WHAT YOU ARE ASKED TO DO —
Find each line containing the string "jaunes". Copy it.

start SOURCE MATERIAL

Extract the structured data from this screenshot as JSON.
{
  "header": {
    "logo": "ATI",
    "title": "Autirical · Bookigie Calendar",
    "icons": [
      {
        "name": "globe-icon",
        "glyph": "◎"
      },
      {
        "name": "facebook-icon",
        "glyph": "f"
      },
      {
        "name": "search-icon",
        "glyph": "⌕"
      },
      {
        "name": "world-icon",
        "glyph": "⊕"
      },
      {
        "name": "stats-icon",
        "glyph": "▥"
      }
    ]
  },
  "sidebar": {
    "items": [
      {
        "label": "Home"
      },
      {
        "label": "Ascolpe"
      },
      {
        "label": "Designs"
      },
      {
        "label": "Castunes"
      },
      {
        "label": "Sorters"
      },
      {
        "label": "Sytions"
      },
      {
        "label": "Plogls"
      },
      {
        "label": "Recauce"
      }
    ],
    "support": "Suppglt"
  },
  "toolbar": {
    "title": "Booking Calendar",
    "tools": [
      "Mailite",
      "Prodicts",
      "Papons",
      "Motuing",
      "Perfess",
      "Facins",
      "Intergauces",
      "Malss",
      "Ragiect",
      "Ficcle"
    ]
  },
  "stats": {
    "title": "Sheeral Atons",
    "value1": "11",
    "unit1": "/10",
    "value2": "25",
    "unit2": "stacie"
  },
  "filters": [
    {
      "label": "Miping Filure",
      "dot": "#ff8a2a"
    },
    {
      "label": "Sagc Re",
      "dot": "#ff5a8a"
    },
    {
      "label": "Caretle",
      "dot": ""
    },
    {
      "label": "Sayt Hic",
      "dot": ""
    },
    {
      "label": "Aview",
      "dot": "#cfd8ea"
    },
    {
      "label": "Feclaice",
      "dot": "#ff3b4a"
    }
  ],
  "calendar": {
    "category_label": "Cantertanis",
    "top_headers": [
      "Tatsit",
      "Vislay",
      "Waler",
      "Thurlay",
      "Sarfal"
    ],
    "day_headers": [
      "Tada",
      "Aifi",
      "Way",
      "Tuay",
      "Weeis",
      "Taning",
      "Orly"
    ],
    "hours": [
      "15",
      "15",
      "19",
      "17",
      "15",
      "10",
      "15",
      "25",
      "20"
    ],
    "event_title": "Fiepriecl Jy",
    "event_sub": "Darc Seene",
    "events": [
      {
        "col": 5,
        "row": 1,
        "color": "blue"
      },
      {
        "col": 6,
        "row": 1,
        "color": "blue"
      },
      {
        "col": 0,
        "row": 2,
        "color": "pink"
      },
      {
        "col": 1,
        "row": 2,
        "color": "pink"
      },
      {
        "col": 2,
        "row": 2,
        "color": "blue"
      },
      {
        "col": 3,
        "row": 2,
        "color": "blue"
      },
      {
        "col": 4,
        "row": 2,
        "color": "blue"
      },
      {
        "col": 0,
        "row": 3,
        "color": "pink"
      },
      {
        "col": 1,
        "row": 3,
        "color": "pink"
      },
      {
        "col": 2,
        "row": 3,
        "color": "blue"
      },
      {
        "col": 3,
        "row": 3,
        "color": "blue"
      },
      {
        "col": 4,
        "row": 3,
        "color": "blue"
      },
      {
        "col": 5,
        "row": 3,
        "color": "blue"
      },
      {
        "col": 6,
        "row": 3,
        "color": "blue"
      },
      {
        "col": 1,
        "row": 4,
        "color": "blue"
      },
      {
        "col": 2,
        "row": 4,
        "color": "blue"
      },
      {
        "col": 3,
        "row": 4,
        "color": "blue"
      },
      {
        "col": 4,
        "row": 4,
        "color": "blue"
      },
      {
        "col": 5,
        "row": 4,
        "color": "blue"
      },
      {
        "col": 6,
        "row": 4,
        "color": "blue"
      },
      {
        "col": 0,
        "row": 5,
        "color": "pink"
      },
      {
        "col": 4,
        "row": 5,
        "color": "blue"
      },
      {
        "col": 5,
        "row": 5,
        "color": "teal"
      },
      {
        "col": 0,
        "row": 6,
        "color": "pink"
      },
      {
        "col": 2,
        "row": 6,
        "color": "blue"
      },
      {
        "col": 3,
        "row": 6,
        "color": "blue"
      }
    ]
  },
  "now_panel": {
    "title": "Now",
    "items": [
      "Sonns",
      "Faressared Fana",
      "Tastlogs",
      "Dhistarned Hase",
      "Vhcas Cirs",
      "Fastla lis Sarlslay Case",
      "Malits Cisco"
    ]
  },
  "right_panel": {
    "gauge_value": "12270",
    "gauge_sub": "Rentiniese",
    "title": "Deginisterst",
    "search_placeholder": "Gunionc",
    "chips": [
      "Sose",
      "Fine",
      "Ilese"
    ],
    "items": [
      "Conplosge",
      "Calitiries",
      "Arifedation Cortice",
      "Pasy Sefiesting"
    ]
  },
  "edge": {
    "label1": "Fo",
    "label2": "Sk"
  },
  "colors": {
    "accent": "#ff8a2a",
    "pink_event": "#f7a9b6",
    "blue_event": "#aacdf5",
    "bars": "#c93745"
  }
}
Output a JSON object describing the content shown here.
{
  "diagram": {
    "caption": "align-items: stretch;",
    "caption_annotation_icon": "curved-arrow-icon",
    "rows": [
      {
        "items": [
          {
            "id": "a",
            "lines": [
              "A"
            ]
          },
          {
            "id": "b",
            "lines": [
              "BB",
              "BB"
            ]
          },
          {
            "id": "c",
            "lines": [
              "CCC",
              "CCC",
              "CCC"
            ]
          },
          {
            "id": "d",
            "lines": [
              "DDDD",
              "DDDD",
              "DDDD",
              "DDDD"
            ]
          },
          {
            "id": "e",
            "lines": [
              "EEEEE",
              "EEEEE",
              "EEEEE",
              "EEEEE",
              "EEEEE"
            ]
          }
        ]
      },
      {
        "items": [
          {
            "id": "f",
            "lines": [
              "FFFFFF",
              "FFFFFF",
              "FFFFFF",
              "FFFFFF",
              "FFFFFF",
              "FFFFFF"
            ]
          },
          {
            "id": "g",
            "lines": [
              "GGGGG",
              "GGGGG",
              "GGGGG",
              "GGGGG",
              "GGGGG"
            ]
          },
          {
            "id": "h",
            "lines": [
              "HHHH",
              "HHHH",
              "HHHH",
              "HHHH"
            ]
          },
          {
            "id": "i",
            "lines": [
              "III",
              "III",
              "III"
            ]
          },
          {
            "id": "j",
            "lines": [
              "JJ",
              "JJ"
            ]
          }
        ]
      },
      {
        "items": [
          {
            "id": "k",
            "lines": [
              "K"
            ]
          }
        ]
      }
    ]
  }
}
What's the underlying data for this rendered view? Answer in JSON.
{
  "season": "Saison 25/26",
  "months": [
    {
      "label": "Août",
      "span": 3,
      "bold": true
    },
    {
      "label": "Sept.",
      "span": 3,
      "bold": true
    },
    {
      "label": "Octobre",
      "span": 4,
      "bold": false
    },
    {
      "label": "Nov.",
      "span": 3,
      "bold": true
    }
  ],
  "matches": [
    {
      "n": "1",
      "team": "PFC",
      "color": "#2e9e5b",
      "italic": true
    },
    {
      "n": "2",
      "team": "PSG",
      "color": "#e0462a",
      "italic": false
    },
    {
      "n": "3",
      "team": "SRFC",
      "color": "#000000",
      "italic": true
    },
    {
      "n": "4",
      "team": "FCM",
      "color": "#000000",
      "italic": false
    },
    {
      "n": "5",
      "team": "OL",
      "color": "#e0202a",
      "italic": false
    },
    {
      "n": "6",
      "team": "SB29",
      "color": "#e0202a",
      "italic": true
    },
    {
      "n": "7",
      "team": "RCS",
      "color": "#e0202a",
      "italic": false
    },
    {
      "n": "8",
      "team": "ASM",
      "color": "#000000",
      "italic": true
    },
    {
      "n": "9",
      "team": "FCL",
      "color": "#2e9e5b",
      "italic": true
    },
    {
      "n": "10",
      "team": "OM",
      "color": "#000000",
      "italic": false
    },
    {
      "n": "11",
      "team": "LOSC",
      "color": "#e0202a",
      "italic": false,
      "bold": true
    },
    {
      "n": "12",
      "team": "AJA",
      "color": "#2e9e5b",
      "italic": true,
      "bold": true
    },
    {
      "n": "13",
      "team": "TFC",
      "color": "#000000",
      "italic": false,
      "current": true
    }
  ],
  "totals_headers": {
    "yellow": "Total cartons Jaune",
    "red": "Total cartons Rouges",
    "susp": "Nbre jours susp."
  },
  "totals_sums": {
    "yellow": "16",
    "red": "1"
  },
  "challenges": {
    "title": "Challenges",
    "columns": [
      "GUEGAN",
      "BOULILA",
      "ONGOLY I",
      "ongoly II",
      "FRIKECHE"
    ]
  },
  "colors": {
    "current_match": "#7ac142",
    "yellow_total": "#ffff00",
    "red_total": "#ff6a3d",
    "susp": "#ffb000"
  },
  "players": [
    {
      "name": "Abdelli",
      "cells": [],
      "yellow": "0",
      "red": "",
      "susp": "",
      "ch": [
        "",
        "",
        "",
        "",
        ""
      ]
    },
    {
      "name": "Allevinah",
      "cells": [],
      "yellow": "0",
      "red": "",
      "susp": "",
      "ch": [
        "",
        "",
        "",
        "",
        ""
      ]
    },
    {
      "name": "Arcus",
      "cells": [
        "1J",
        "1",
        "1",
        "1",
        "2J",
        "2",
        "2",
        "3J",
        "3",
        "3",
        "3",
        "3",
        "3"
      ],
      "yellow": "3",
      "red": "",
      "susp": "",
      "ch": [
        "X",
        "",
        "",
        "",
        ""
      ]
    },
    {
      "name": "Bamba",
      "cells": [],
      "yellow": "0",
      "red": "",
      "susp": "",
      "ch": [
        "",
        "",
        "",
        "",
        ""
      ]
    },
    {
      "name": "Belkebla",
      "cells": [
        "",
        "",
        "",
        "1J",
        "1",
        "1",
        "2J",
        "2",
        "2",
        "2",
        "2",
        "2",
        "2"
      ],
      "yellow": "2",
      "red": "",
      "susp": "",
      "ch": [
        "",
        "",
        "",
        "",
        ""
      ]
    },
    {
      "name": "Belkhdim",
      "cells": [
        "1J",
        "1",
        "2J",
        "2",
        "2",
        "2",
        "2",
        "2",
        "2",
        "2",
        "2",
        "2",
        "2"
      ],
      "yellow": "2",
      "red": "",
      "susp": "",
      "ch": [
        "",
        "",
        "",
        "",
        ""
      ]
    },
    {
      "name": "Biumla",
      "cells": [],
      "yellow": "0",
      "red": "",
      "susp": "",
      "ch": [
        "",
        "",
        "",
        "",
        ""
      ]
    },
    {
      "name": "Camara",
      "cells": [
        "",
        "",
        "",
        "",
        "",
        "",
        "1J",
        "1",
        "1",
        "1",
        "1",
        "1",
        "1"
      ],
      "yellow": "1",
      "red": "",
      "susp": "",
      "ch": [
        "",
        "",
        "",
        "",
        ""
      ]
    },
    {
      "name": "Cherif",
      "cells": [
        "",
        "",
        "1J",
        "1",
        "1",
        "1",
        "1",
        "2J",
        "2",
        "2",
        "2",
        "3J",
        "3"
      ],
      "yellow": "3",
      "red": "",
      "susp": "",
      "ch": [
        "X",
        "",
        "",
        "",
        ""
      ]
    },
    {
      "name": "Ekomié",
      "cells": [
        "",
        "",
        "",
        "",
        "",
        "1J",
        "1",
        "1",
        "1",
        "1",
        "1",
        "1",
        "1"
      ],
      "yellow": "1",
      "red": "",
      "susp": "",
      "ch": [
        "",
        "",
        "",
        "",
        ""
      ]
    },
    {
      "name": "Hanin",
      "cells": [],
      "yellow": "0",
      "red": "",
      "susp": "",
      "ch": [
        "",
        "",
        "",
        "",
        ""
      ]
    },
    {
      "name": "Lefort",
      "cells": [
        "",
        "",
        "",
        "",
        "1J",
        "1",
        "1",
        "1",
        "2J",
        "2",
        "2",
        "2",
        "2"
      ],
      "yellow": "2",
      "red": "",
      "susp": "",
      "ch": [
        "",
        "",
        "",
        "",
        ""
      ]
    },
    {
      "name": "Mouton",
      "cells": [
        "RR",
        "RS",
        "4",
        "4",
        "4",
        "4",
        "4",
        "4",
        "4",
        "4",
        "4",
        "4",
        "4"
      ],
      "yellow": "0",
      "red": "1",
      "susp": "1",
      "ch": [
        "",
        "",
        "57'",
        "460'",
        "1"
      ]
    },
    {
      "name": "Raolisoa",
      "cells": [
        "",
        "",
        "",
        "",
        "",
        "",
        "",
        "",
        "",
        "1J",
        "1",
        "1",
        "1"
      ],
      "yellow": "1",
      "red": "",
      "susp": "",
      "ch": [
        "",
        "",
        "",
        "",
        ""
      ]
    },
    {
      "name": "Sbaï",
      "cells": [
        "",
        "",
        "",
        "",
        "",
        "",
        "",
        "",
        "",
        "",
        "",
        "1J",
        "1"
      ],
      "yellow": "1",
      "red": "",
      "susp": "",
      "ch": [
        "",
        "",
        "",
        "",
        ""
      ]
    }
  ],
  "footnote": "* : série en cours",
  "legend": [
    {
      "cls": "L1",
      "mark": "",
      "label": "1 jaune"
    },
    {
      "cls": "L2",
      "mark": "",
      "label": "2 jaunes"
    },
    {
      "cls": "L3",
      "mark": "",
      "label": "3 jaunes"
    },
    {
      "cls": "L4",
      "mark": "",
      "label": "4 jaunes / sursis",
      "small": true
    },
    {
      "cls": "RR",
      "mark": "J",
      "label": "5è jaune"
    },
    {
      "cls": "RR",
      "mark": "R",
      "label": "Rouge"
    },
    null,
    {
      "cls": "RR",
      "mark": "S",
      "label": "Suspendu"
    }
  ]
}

end SOURCE MATERIAL

EXERCISE ANSWER —
      "label": "2 jaunes"
      "label": "3 jaunes"
      "label": "4 jaunes / sursis",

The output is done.